● Set exercise: Write a continuation of the winter storm forum thread that picks up after its last line.

╭─ Document text

# One doozy of a winter storm



## paratrooper (Feb 1, 2012)

Heading to the east coast. From the sounds of what I've heard, it's going to be a record-setter. FOX News spent 30 min. alone just talking / advising about it. The Mayor of NYC even gave a talk on it to prepare all of NYC and it's residents. 

For those of you in it's path, I hope that you are prepared and do okay.


----------



## SailDesign (Jul 17, 2014)

paratrooper said:


> Heading to the east coast. From the sounds of what I've heard, it's going to be a record-setter. FOX News spent 30 min. alone just talking / advising about it. The Mayor of NYC even gave a talk on it to prepare all of NYC and it's residents.
> 
> For those of you in it's path, I hope that you are prepared and do okay.


We've been told we're no longer on a Blizzard Warning, it has been upgraded to a Blizzard Watch. Some forecasters say 18 to 24" and some reckon 3" Time will doubtless tell, and we have plenty of wood for the fire. 

Stay safe, folks.


----------



## hillman (Jul 27, 2014)

Looks like a steep gradient near the edge (which agrees with the wind speeds predicted). Wednesday I may drive from 12"+ to 1-2" in 20 miles.


----------



## BackyardCowboy (Aug 27, 2014)

Currently looking at blizzard warning from 10pm monday to 4 am wednesday. 18-24" (Seacoast NH/Maine)
Picked up an extra 10+ gallons of gas for the tractor with the snow thrower attachment on it and the propane tanks for the backup generator are full as well. 
Ready to hunker down. (Or bunker down for preppies)


----------



## rustygun (Apr 8, 2013)

Don't forget to protect yourself. There is always an increase in in births 9 months after these types of storms hit an area.


----------



## Cait43 (Apr 4, 2013)

Sit back and enjoy that Doozy..... 






​


----------



## shootbrownelk (May 18, 2014)

We've had enough cold this year. It's 10:00 pm and just over 50 degrees here. The Rocky Mountains seem to be turning into the "Banana belt".....must be either Global Warming, or all the heat from the pot being smoked in Colorado.


----------



## BackyardCowboy (Aug 27, 2014)

~DIARY OF A SNOW SHOVELER~

December 8: 6:00 PM. It started to snow. The first snow of the season and the wife and I took our cocktails and sat for hours by the window watching the huge soft flakes drift down from heaven. It looked like a Grandma Moses Print. So romantic we felt like newlyweds again. I love snow!

December 9: We woke to a beautiful blanket of crystal white snow covering every inch of the landscape. What a fantastic sight! Can there be a more lovely place in the Whole World? Moving here was the best idea I've ever had. Shoveled for the first time in years and felt like a boy again. I did both our driveway and the sidewalks. This afternoon the snowplow came along and covered up the sidewalks and closed in the driveway, so I got to shovel again. What a perfect life.

╰─
╭─ Data section

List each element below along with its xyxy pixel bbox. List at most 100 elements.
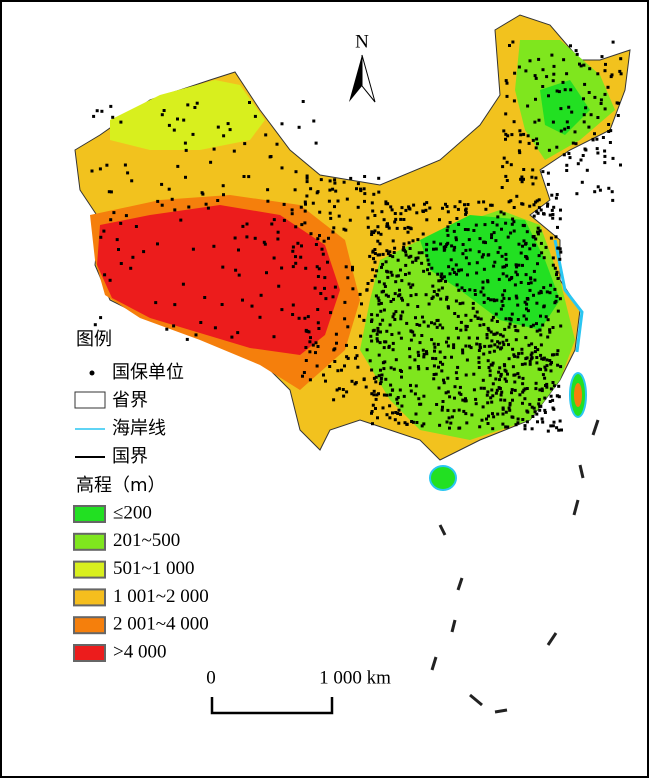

╰─

● Response:
December 12: The sun has melted all our lovely snow. Such a disappointment. My neighbor tells me not to worry, we'll definitely have a white Christmas. No snow on Christmas would be awful! Bob says we'll have so much snow by the end of winter, that I'll never want to see snow again. I don't think that's possible. Bob is such a nice man. I'm glad he's our neighbor.

December 14: Snow, lovely snow! 8" last night. The temperature dropped to -20. The cold makes everything sparkle so. The wind took my breath away, but I warmed up by shoveling the driveway and sidewalks. This is the life! The snowplow came back this afternoon and buried everything again. I didn't realize I would have to do quite this much shoveling, but I'll certainly get back in shape this way. I wish I wouldn't huff and puff so.

December 15: 20 inches forecast. Sold my van and bought a 4x4 Blazer. Bought snow tires for the wife's car and 2 extra shovels. Stocked the freezer. The wife wants a wood stove in case the electricity goes out. I think that's silly. We aren't in Alaska, after all.

December 16: Ice storm this morning. Fell on my ass on the ice in the driveway putting down salt. Hurt like hell. The wife laughed for an hour, which I think was very cruel.

December 17: Still way below freezing. Roads are too icy to go anywhere. Electricity was off for 5 hours. I had to pile the blankets on to stay warm. Nothing to do but stare at the wife and try not to irritate her. Guess I should've bought a wood stove, but won't admit it to her. God I hate it when she's right. I can't believe I'm freezing to death in my own living room.

December 20: Electricity's back on, but had another 14" of the damn stuff last night. More shoveling. Took all day. Goddamn snowplow came by twice. Tried to find a neighbor kid to shovel, but they said they're too busy playing hockey. I think they're lying. Called the only hardware store around to see about buying a snow blower and they're out. Might have another shipment in March. I think they're lying. Bob says I have to shovel or the city will have it done and bill me. I think he's lying.

December 22: Bob was right about a white Christmas because 13 more inches of the white shit fell today, and it's so cold it probably won't melt till August. Took me 45 minutes to get all dressed up to go out to shovel and then I had to piss. By the time I got undressed, pissed and dressed again. I was too tired to shovel. Tried to hire Bob who has a plow on his truck for the rest of the winter; but he says he's too busy. I think the jerk is lying.

December 23: Only 2" of snow today. And it warmed up to 0. The wife wanted me to decorate the front of the house this morning. What is she...nuts??? Why didn't she tell me to do that a month ago? She says she did but I think she's damn well lying.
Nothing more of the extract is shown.